* _Prompt_:
Wherever a line holds the string "like", copy that line.

* _Data provided_:
++++++

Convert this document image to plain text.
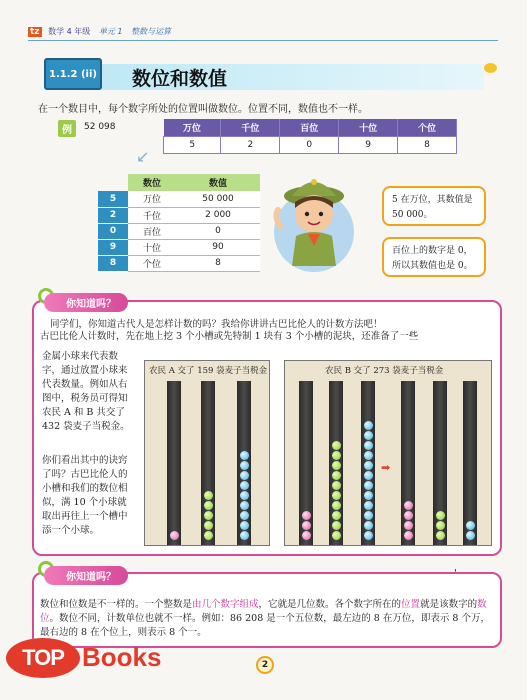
tz 数学 4 年级 单元 1 整数与运算
1.1.2 (ii) 数位和数值
在一个数目中，每个数字所处的位置叫做数位。位置不同，数值也不一样。
例	52 098	万位	千位	百位	十位	个位
5	2	0	9	8
↙
	数位	数值
5	万位	50 000
2	千位	2 000
0	百位	0
9	十位	90
8	个位	8
5 在万位，其数值是 50 000。
百位上的数字是 0，所以其数值也是 0。
你知道吗？
同学们，你知道古代人是怎样计数的吗？我给你讲讲古巴比伦人的计数方法吧！
古巴比伦人计数时，先在地上挖 3 个小槽或先特制 1 块有 3 个小槽的泥块，还准备了一些
金属小球来代表数字，通过放置小球来代表数量。例如从右图中，税务员可得知农民 A 和 B 共交了 432 袋麦子当税金。
你们看出其中的诀窍了吗？古巴比伦人的小槽和我们的数位相似，满 10 个小球就取出再往上一个槽中添一个小球。
农民 A 交了 159 袋麦子当税金	农民 B 交了 273 袋麦子当税金
➡
你知道吗？	'
数位和位数是不一样的。一个整数是由几个数字组成，它就是几位数。各个数字所在的位置就是该数字的数位。数位不同，计数单位也就不一样。例如：86 208 是一个五位数，最左边的 8 在万位，即表示 8 个万，最右边的 8 在个位上，则表示 8 个一。
2
TOP Books
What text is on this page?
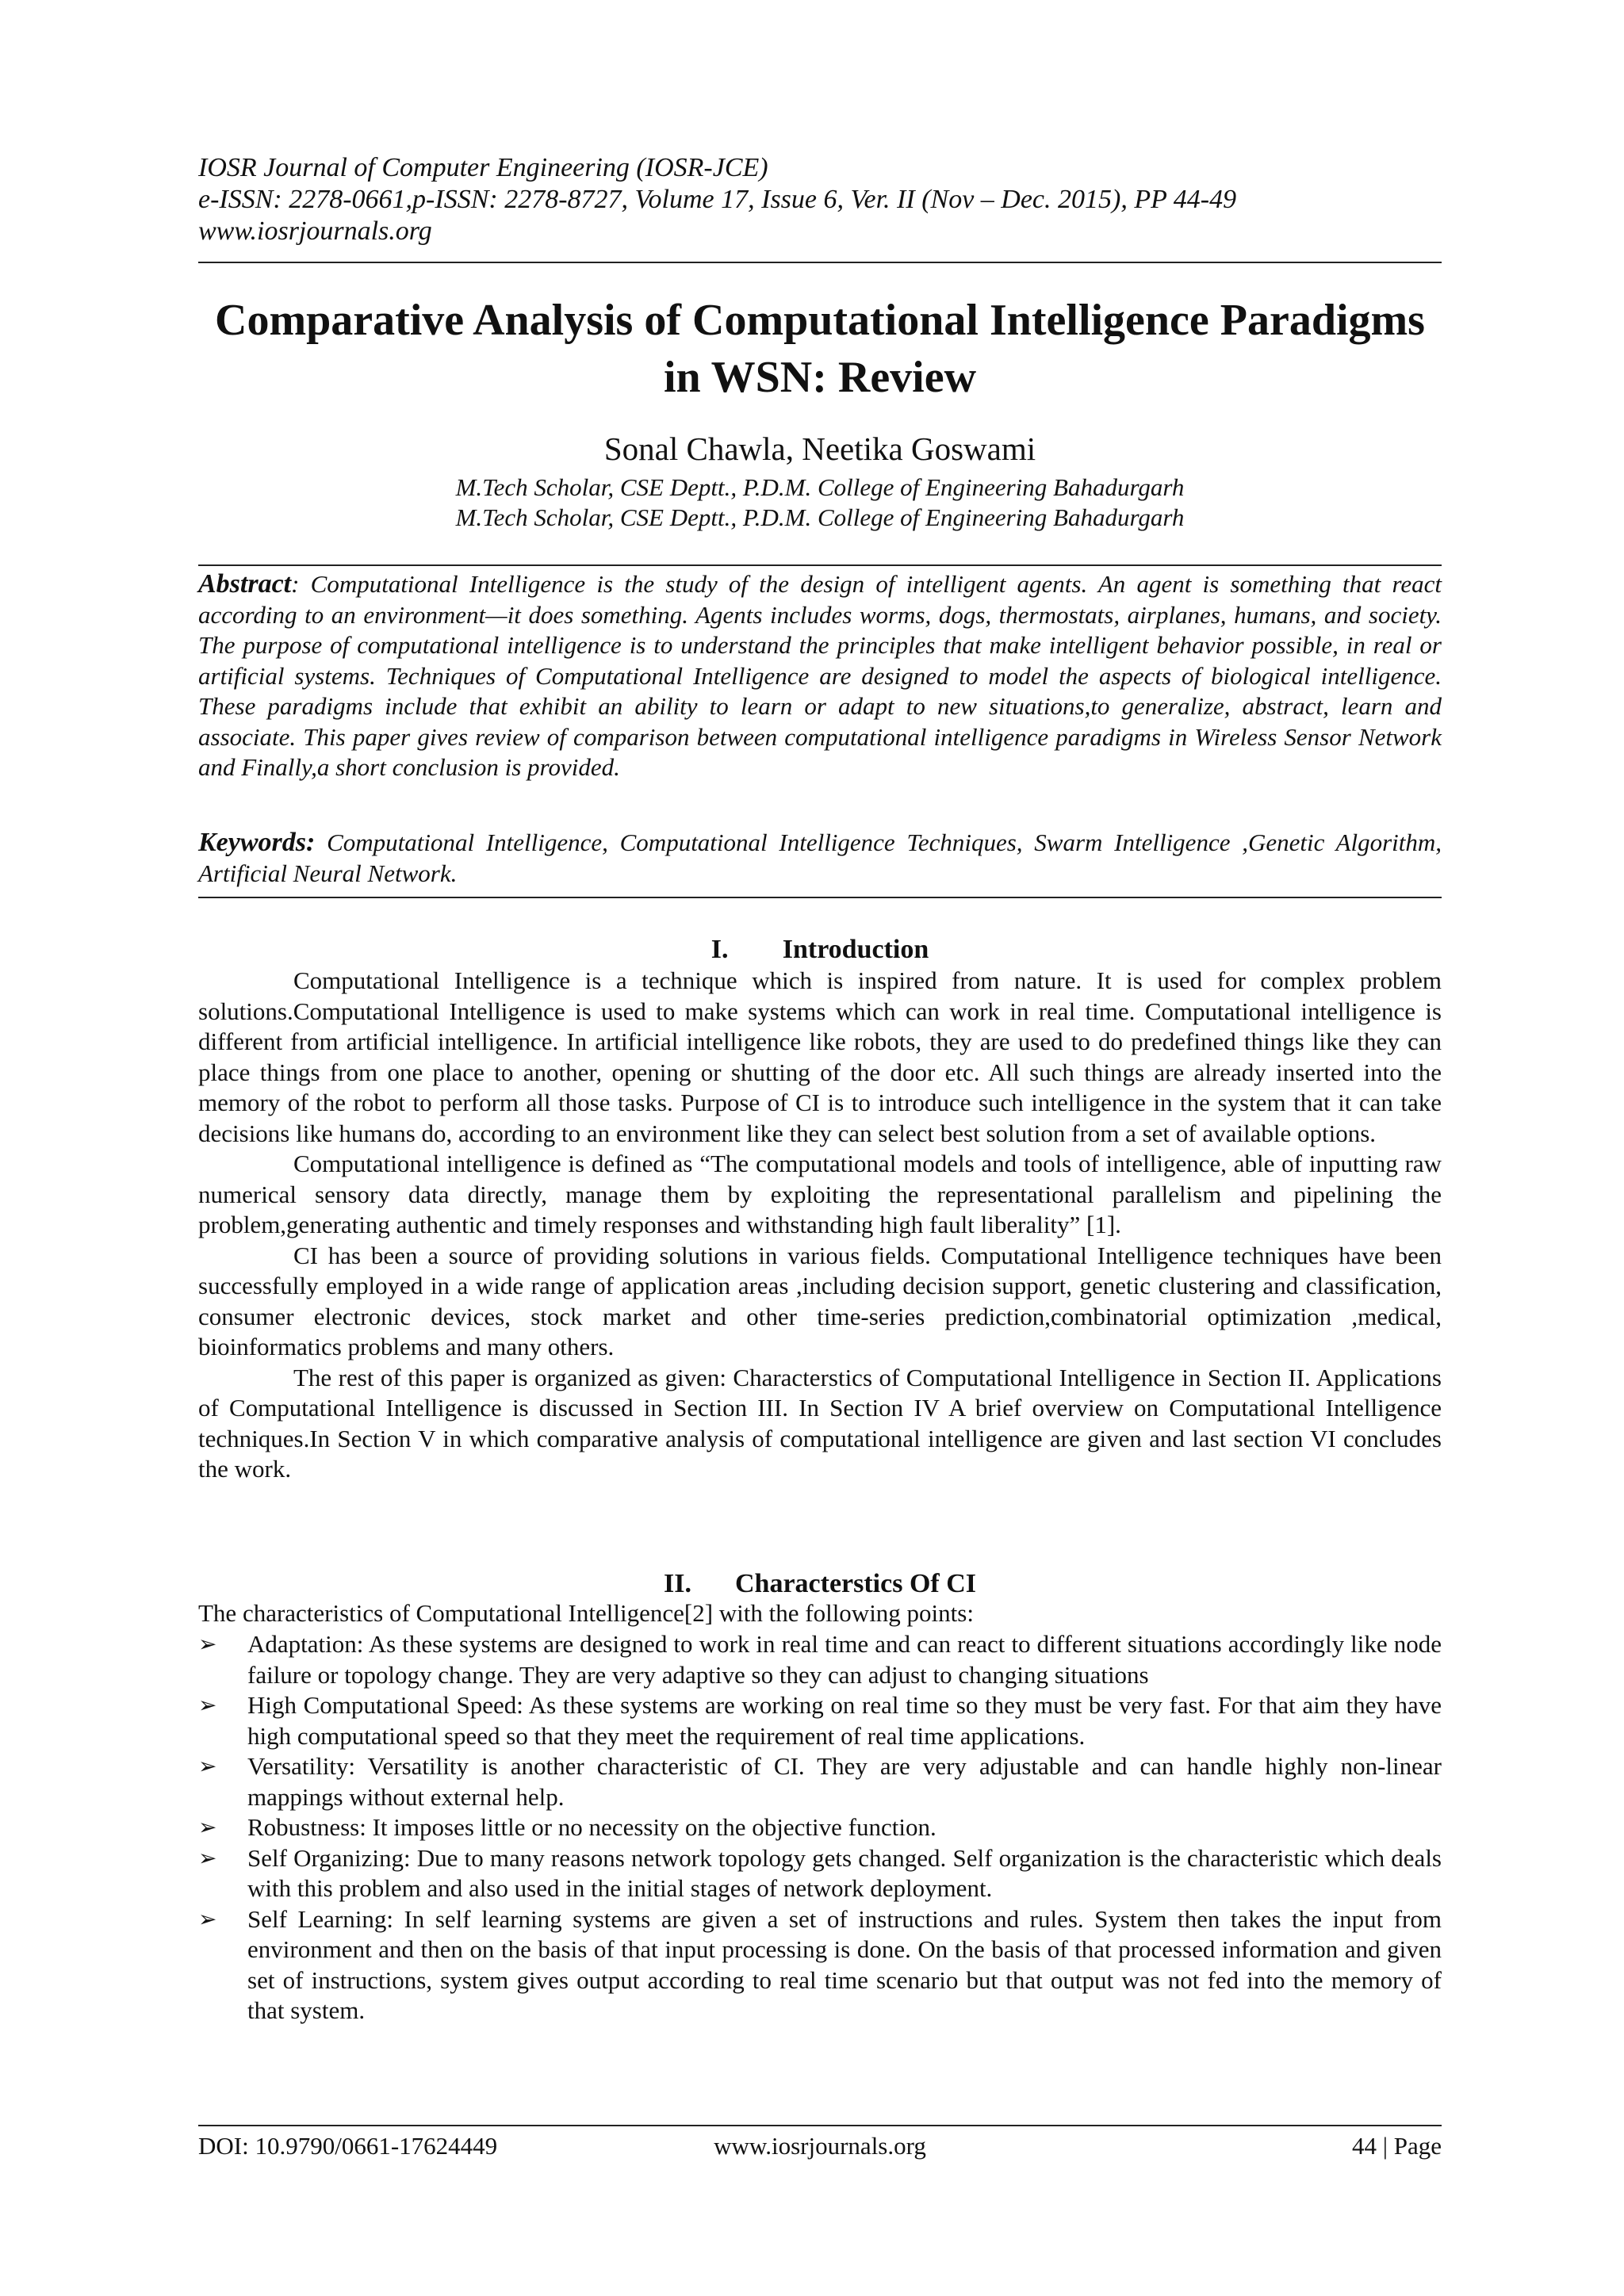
IOSR Journal of Computer Engineering (IOSR-JCE)
e-ISSN: 2278-0661,p-ISSN: 2278-8727, Volume 17, Issue 6, Ver. II (Nov – Dec. 2015), PP 44-49
www.iosrjournals.org
Comparative Analysis of Computational Intelligence Paradigms
in WSN: Review
Sonal Chawla, Neetika Goswami
M.Tech Scholar, CSE Deptt., P.D.M. College of Engineering Bahadurgarh
M.Tech Scholar, CSE Deptt., P.D.M. College of Engineering Bahadurgarh
Abstract: Computational Intelligence is the study of the design of intelligent agents. An agent is something that react according to an environment—it does something. Agents includes worms, dogs, thermostats, airplanes, humans, and society. The purpose of computational intelligence is to understand the principles that make intelligent behavior possible, in real or artificial systems. Techniques of Computational Intelligence are designed to model the aspects of biological intelligence. These paradigms include that exhibit an ability to learn or adapt to new situations,to generalize, abstract, learn and associate. This paper gives review of comparison between computational intelligence paradigms in Wireless Sensor Network and Finally,a short conclusion is provided.
Keywords: Computational Intelligence, Computational Intelligence Techniques, Swarm Intelligence ,Genetic Algorithm, Artificial Neural Network.
I. Introduction

Computational Intelligence is a technique which is inspired from nature. It is used for complex problem solutions.Computational Intelligence is used to make systems which can work in real time. Computational intelligence is different from artificial intelligence. In artificial intelligence like robots, they are used to do predefined things like they can place things from one place to another, opening or shutting of the door etc. All such things are already inserted into the memory of the robot to perform all those tasks. Purpose of CI is to introduce such intelligence in the system that it can take decisions like humans do, according to an environment like they can select best solution from a set of available options.

Computational intelligence is defined as “The computational models and tools of intelligence, able of inputting raw numerical sensory data directly, manage them by exploiting the representational parallelism and pipelining the problem,generating authentic and timely responses and withstanding high fault liberality” [1].

CI has been a source of providing solutions in various fields. Computational Intelligence techniques have been successfully employed in a wide range of application areas ,including decision support, genetic clustering and classification, consumer electronic devices, stock market and other time-series prediction,combinatorial optimization ,medical, bioinformatics problems and many others.

The rest of this paper is organized as given: Characterstics of Computational Intelligence in Section II. Applications of Computational Intelligence is discussed in Section III. In Section IV A brief overview on Computational Intelligence techniques.In Section V in which comparative analysis of computational intelligence are given and last section VI concludes the work.

II. Characterstics Of CI
The characteristics of Computational Intelligence[2] with the following points:
➢ Adaptation: As these systems are designed to work in real time and can react to different situations accordingly like node failure or topology change. They are very adaptive so they can adjust to changing situations
➢ High Computational Speed: As these systems are working on real time so they must be very fast. For that aim they have high computational speed so that they meet the requirement of real time applications.
➢ Versatility: Versatility is another characteristic of CI. They are very adjustable and can handle highly non-linear mappings without external help.
➢ Robustness: It imposes little or no necessity on the objective function.
➢ Self Organizing: Due to many reasons network topology gets changed. Self organization is the characteristic which deals with this problem and also used in the initial stages of network deployment.
➢ Self Learning: In self learning systems are given a set of instructions and rules. System then takes the input from environment and then on the basis of that input processing is done. On the basis of that processed information and given set of instructions, system gives output according to real time scenario but that output was not fed into the memory of that system.
DOI: 10.9790/0661-17624449	www.iosrjournals.org	44 | Page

++++++

* _Solution_:
Computational Intelligence is a technique which is inspired from nature. It is used for complex problem solutions.Computational Intelligence is used to make systems which can work in real time. Computational intelligence is different from artificial intelligence. In artificial intelligence like robots, they are used to do predefined things like they can place things from one place to another, opening or shutting of the door etc. All such things are already inserted into the memory of the robot to perform all those tasks. Purpose of CI is to introduce such intelligence in the system that it can take decisions like humans do, according to an environment like they can select best solution from a set of available options.
➢ Adaptation: As these systems are designed to work in real time and can react to different situations accordingly like node failure or topology change. They are very adaptive so they can adjust to changing situations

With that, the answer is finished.